→ **Using the information**:
**A)** Translate this sentence from the article about the veteran's seized guns into Spanish: "Donald Montgomery’s suit names New York Governor Andrew Cuomo, Eastern Long Island Hospital, the Suffolk County Sheriff’s Department, and other state officials as defendants."
**B)** Set down, word for word, the part of the article about the veteran's seized guns that opens with the words containing "Veteran’s Guns Seized" and closes with "attorney Paloma Capanna.".

→ **Excerpt**:
* * * * *

Veteran’s Guns Seized Due to Insomnia Diagnosis Under New York’s SAFE Act

On December 17, retired detective and US Navy veteran Donald Montgomery filed suit in federal court after his guns were seized by the Suffolk County Sheriff’s Department under New York’s new SAFE Act, a strict gun control measure that anti-gun New York Governor Andrew Cuomo signed into law in 2013 following the widely-publicized and infamous Sandy Hook Elementary School shooting that took place in nearby Connecticut. Donald Montgomery’s suit names New York Governor Andrew Cuomo, Eastern Long Island Hospital, the Suffolk County Sheriff’s Department, and other state officials as defendants. The above-embedded Fox & Friends video contains an interview on the issue with Montgomery and his attorney Paloma Capanna.

The mental health provisions in the SAFE Act were sold to the public as common sense rules aimed at preventing individuals with mental health conditions that pose a threat to others from obtaining a firearm. However, The Daily Caller notes that, in Montgomery’s case, his guns were seized by state officials after he sought treatment for insomnia following a cross-country move in which he changed time zones. In May of last year, the veteran was struggling to get a decent night’s sleep and voluntarily checked into the emergency room on two different occasions at Eastern Long Island Hospital where he was diagnosed and treated for insomnia.

* * * * *

→ **Records**:

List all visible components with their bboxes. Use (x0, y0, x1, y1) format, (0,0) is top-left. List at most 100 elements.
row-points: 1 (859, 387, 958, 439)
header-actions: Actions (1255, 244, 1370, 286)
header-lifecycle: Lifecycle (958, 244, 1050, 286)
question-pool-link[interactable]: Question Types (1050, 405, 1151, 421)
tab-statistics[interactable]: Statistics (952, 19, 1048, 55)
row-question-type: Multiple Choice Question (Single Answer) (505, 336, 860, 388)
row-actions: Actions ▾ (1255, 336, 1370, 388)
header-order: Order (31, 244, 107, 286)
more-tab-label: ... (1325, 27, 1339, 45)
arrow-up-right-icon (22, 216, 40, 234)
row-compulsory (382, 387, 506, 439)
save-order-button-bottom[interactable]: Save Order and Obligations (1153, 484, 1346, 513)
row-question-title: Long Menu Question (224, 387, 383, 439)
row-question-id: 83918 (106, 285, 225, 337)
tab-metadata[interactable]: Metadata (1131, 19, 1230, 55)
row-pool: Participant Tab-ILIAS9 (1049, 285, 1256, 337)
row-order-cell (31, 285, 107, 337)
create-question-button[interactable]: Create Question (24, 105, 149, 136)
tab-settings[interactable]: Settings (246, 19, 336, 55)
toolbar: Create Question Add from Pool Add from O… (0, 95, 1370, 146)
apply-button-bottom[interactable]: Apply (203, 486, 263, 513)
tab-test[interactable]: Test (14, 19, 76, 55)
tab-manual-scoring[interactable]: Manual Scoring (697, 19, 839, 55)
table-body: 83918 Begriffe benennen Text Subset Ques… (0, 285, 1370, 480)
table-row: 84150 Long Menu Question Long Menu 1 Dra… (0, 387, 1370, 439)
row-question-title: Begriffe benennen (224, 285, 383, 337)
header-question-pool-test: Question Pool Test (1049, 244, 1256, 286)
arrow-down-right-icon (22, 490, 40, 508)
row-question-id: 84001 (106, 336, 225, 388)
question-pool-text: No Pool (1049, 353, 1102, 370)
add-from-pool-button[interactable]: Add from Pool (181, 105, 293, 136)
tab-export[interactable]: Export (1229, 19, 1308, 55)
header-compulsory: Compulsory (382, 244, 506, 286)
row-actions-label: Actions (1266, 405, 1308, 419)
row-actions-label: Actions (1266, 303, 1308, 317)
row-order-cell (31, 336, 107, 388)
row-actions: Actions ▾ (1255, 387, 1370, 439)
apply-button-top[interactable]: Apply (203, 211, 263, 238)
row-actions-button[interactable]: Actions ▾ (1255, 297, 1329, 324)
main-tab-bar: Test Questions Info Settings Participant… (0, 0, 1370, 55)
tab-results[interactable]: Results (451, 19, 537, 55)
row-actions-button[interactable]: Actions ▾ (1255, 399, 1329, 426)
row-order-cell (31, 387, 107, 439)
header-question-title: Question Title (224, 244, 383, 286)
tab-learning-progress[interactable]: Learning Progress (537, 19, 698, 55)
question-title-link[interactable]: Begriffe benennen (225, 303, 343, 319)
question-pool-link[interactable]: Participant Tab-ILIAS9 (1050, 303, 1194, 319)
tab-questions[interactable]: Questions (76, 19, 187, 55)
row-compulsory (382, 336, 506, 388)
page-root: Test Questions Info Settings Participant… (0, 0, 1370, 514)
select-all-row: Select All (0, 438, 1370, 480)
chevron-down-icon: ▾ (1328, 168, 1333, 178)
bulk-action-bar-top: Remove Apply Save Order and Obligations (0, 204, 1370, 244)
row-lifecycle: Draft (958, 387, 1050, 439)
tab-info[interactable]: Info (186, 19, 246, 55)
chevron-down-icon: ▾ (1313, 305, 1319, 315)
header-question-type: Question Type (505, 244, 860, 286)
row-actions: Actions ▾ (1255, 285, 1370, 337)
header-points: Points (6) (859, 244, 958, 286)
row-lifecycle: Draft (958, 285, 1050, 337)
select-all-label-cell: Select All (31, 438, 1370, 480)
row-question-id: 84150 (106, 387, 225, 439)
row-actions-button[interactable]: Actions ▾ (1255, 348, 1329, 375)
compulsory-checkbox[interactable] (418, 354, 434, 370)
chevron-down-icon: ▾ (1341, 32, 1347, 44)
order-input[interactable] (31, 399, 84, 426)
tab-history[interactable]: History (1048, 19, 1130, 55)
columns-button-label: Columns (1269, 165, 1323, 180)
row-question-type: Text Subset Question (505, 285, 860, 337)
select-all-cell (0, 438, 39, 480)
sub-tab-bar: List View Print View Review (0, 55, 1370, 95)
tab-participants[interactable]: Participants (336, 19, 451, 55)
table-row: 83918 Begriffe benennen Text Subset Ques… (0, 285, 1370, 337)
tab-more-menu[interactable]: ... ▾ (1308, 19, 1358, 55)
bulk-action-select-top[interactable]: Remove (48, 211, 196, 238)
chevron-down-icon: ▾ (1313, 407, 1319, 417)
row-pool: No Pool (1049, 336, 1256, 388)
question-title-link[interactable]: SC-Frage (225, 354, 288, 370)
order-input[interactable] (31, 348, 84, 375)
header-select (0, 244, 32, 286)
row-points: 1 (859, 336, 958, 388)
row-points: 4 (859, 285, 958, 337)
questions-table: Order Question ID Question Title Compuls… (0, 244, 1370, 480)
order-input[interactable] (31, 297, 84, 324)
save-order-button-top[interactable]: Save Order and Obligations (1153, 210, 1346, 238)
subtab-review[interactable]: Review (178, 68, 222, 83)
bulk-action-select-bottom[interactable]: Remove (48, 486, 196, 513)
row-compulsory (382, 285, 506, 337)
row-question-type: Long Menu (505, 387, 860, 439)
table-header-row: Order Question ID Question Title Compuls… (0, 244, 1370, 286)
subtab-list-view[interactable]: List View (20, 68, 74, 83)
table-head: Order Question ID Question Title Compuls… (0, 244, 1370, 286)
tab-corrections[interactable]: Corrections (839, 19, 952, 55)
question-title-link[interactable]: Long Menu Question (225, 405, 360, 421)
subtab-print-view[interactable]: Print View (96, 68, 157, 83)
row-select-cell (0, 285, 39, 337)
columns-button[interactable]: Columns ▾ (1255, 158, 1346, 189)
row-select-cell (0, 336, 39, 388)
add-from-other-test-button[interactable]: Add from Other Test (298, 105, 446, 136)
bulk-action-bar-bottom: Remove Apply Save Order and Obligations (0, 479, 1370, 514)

* * * * *

→ **Answers per task**:
**A)** La demanda de Donald Montgomery nombra como demandados al gobernador de Nueva York, Andrew Cuomo, al Eastern Long Island Hospital, al Departamento del Sheriff del Condado de Suffolk y a otros funcionarios estatales.

**B)**
Veteran’s Guns Seized Due to Insomnia Diagnosis Under New York’s SAFE Act

On December 17, retired detective and US Navy veteran Donald Montgomery filed suit in federal court after his guns were seized by the Suffolk County Sheriff’s Department under New York’s new SAFE Act, a strict gun control measure that anti-gun New York Governor Andrew Cuomo signed into law in 2013 following the widely-publicized and infamous Sandy Hook Elementary School shooting that took place in nearby Connecticut. Donald Montgomery’s suit names New York Governor Andrew Cuomo, Eastern Long Island Hospital, the Suffolk County Sheriff’s Department, and other state officials as defendants. The above-embedded Fox & Friends video contains an interview on the issue with Montgomery and his attorney Paloma Capanna.